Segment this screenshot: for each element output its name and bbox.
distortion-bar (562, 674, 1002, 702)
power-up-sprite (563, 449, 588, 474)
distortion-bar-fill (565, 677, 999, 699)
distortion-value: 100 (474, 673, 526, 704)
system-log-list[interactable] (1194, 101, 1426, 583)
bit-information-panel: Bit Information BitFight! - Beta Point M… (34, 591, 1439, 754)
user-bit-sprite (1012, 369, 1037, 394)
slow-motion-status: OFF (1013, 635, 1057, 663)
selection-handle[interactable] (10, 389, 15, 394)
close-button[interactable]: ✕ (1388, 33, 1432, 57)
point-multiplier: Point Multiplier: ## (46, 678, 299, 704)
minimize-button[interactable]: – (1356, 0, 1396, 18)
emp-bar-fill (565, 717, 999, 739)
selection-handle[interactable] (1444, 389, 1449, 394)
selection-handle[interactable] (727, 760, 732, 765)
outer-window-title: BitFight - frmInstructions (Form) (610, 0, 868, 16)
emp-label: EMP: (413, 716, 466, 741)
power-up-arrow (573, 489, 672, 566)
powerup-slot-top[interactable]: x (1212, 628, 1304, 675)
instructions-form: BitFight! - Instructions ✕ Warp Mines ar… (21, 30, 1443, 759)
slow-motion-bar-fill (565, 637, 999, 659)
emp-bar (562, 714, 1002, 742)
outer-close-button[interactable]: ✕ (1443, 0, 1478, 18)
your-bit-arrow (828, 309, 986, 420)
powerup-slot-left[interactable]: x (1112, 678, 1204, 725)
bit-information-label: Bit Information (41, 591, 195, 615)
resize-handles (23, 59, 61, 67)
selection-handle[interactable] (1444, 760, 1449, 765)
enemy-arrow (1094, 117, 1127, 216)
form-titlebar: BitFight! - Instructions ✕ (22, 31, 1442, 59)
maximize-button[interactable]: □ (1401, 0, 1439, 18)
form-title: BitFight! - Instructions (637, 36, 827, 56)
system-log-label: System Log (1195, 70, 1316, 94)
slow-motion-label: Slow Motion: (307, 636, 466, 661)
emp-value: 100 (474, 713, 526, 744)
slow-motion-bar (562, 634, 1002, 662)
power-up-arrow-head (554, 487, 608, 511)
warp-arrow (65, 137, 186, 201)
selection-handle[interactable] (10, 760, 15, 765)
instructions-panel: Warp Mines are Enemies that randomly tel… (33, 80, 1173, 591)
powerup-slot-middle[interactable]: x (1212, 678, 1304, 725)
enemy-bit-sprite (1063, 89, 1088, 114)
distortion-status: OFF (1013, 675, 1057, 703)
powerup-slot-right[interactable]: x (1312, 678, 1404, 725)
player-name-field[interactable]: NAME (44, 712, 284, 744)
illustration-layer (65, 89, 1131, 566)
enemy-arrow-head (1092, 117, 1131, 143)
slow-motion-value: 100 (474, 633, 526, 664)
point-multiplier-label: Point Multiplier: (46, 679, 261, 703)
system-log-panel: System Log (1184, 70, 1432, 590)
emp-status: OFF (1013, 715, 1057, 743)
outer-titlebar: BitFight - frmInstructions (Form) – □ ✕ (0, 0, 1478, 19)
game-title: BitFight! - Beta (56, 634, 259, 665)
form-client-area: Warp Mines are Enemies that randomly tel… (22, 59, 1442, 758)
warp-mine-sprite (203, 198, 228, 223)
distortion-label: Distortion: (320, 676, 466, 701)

================================

:: WORK TO COMPLETE ::
Reproduce the data verbatim, from the start through the line containing "selection-handle[interactable] (10, 760, 15, 765)".

:: RESPONSE FOR THIS EXERCISE ::
Segment this screenshot: for each element output its name and bbox.
distortion-bar (562, 674, 1002, 702)
power-up-sprite (563, 449, 588, 474)
distortion-bar-fill (565, 677, 999, 699)
distortion-value: 100 (474, 673, 526, 704)
system-log-list[interactable] (1194, 101, 1426, 583)
bit-information-panel: Bit Information BitFight! - Beta Point M… (34, 591, 1439, 754)
user-bit-sprite (1012, 369, 1037, 394)
slow-motion-status: OFF (1013, 635, 1057, 663)
selection-handle[interactable] (10, 389, 15, 394)
close-button[interactable]: ✕ (1388, 33, 1432, 57)
point-multiplier: Point Multiplier: ## (46, 678, 299, 704)
minimize-button[interactable]: – (1356, 0, 1396, 18)
emp-bar-fill (565, 717, 999, 739)
selection-handle[interactable] (1444, 389, 1449, 394)
selection-handle[interactable] (727, 760, 732, 765)
outer-window-title: BitFight - frmInstructions (Form) (610, 0, 868, 16)
emp-label: EMP: (413, 716, 466, 741)
power-up-arrow (573, 489, 672, 566)
powerup-slot-top[interactable]: x (1212, 628, 1304, 675)
instructions-form: BitFight! - Instructions ✕ Warp Mines ar… (21, 30, 1443, 759)
slow-motion-bar-fill (565, 637, 999, 659)
emp-bar (562, 714, 1002, 742)
outer-close-button[interactable]: ✕ (1443, 0, 1478, 18)
your-bit-arrow (828, 309, 986, 420)
powerup-slot-left[interactable]: x (1112, 678, 1204, 725)
bit-information-label: Bit Information (41, 591, 195, 615)
resize-handles (23, 59, 61, 67)
selection-handle[interactable] (1444, 760, 1449, 765)
enemy-arrow (1094, 117, 1127, 216)
form-titlebar: BitFight! - Instructions ✕ (22, 31, 1442, 59)
maximize-button[interactable]: □ (1401, 0, 1439, 18)
form-title: BitFight! - Instructions (637, 36, 827, 56)
system-log-label: System Log (1195, 70, 1316, 94)
slow-motion-label: Slow Motion: (307, 636, 466, 661)
emp-value: 100 (474, 713, 526, 744)
slow-motion-bar (562, 634, 1002, 662)
power-up-arrow-head (554, 487, 608, 511)
warp-arrow (65, 137, 186, 201)
selection-handle[interactable] (10, 760, 15, 765)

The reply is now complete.